• GIVEN DATA:
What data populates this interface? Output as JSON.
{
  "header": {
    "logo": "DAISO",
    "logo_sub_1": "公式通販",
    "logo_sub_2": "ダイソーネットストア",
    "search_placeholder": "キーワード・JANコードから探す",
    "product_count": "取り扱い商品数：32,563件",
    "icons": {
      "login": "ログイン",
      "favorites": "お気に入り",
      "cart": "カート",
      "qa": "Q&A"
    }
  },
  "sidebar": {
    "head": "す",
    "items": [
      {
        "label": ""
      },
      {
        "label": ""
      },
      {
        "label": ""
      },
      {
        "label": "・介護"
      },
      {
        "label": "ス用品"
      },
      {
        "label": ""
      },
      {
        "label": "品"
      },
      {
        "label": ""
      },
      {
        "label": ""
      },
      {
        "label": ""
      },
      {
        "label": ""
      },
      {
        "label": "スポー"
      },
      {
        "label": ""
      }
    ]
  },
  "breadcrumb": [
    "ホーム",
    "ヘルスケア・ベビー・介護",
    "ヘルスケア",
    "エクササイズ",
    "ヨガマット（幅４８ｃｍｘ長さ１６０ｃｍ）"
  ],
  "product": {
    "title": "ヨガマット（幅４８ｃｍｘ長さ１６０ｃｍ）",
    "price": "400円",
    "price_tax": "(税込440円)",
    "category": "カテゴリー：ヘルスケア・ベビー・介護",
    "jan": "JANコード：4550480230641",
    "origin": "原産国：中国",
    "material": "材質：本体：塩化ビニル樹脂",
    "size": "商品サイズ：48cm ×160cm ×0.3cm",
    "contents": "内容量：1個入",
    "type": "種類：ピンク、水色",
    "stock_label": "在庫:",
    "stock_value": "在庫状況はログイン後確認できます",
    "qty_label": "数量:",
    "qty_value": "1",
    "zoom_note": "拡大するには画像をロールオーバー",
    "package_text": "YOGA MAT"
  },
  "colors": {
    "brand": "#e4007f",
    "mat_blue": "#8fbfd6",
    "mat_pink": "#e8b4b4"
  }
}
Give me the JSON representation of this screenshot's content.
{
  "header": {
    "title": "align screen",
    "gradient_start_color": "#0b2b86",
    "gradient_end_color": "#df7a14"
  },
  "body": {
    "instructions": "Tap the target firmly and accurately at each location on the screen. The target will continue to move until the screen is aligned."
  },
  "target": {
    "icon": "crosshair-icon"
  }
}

• WHAT IS REQUIRED: Your task is to output all of the data above word for word.

• SOLUTION:
What data populates this interface? Output as JSON.
{
  "header": {
    "logo": "DAISO",
    "logo_sub_1": "公式通販",
    "logo_sub_2": "ダイソーネットストア",
    "search_placeholder": "キーワード・JANコードから探す",
    "product_count": "取り扱い商品数：32,563件",
    "icons": {
      "login": "ログイン",
      "favorites": "お気に入り",
      "cart": "カート",
      "qa": "Q&A"
    }
  },
  "sidebar": {
    "head": "す",
    "items": [
      {
        "label": ""
      },
      {
        "label": ""
      },
      {
        "label": ""
      },
      {
        "label": "・介護"
      },
      {
        "label": "ス用品"
      },
      {
        "label": ""
      },
      {
        "label": "品"
      },
      {
        "label": ""
      },
      {
        "label": ""
      },
      {
        "label": ""
      },
      {
        "label": ""
      },
      {
        "label": "スポー"
      },
      {
        "label": ""
      }
    ]
  },
  "breadcrumb": [
    "ホーム",
    "ヘルスケア・ベビー・介護",
    "ヘルスケア",
    "エクササイズ",
    "ヨガマット（幅４８ｃｍｘ長さ１６０ｃｍ）"
  ],
  "product": {
    "title": "ヨガマット（幅４８ｃｍｘ長さ１６０ｃｍ）",
    "price": "400円",
    "price_tax": "(税込440円)",
    "category": "カテゴリー：ヘルスケア・ベビー・介護",
    "jan": "JANコード：4550480230641",
    "origin": "原産国：中国",
    "material": "材質：本体：塩化ビニル樹脂",
    "size": "商品サイズ：48cm ×160cm ×0.3cm",
    "contents": "内容量：1個入",
    "type": "種類：ピンク、水色",
    "stock_label": "在庫:",
    "stock_value": "在庫状況はログイン後確認できます",
    "qty_label": "数量:",
    "qty_value": "1",
    "zoom_note": "拡大するには画像をロールオーバー",
    "package_text": "YOGA MAT"
  },
  "colors": {
    "brand": "#e4007f",
    "mat_blue": "#8fbfd6",
    "mat_pink": "#e8b4b4"
  }
}
Give me the JSON representation of this screenshot's content.
{
  "header": {
    "title": "align screen",
    "gradient_start_color": "#0b2b86",
    "gradient_end_color": "#df7a14"
  },
  "body": {
    "instructions": "Tap the target firmly and accurately at each location on the screen. The target will continue to move until the screen is aligned."
  },
  "target": {
    "icon": "crosshair-icon"
  }
}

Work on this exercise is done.